**RECORDS FOR PROCESSING**
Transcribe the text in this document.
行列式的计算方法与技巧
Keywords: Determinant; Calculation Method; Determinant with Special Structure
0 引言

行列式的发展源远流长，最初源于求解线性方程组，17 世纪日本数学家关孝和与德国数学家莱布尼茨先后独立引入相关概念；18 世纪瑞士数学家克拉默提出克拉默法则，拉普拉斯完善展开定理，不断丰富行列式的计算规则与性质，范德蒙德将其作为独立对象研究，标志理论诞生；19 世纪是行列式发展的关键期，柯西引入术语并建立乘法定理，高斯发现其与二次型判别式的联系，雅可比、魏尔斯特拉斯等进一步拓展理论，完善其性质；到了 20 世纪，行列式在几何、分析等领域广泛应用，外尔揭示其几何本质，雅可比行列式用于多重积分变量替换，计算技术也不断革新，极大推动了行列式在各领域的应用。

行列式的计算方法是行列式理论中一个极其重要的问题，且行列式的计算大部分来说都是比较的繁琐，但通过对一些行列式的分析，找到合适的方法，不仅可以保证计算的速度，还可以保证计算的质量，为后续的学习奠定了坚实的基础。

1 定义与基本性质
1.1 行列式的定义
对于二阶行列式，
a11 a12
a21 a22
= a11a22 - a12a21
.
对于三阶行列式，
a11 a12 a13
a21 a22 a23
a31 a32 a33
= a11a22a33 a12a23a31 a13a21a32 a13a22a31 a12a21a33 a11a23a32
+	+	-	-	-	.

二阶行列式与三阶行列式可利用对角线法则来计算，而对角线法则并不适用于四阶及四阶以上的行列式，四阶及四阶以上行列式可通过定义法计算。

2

**CHALLENGE**
Reproduce each entry from the records above, character for character.

**CORRECT OUTPUT**
Transcribe the text in this document.
行列式的计算方法与技巧
Keywords: Determinant; Calculation Method; Determinant with Special Structure
0 引言

行列式的发展源远流长，最初源于求解线性方程组，17 世纪日本数学家关孝和与德国数学家莱布尼茨先后独立引入相关概念；18 世纪瑞士数学家克拉默提出克拉默法则，拉普拉斯完善展开定理，不断丰富行列式的计算规则与性质，范德蒙德将其作为独立对象研究，标志理论诞生；19 世纪是行列式发展的关键期，柯西引入术语并建立乘法定理，高斯发现其与二次型判别式的联系，雅可比、魏尔斯特拉斯等进一步拓展理论，完善其性质；到了 20 世纪，行列式在几何、分析等领域广泛应用，外尔揭示其几何本质，雅可比行列式用于多重积分变量替换，计算技术也不断革新，极大推动了行列式在各领域的应用。

行列式的计算方法是行列式理论中一个极其重要的问题，且行列式的计算大部分来说都是比较的繁琐，但通过对一些行列式的分析，找到合适的方法，不仅可以保证计算的速度，还可以保证计算的质量，为后续的学习奠定了坚实的基础。

1 定义与基本性质
1.1 行列式的定义
对于二阶行列式，
a11 a12
a21 a22
= a11a22 - a12a21
.
对于三阶行列式，
a11 a12 a13
a21 a22 a23
a31 a32 a33
= a11a22a33 a12a23a31 a13a21a32 a13a22a31 a12a21a33 a11a23a32
+	+	-	-	-	.

二阶行列式与三阶行列式可利用对角线法则来计算，而对角线法则并不适用于四阶及四阶以上的行列式，四阶及四阶以上行列式可通过定义法计算。

2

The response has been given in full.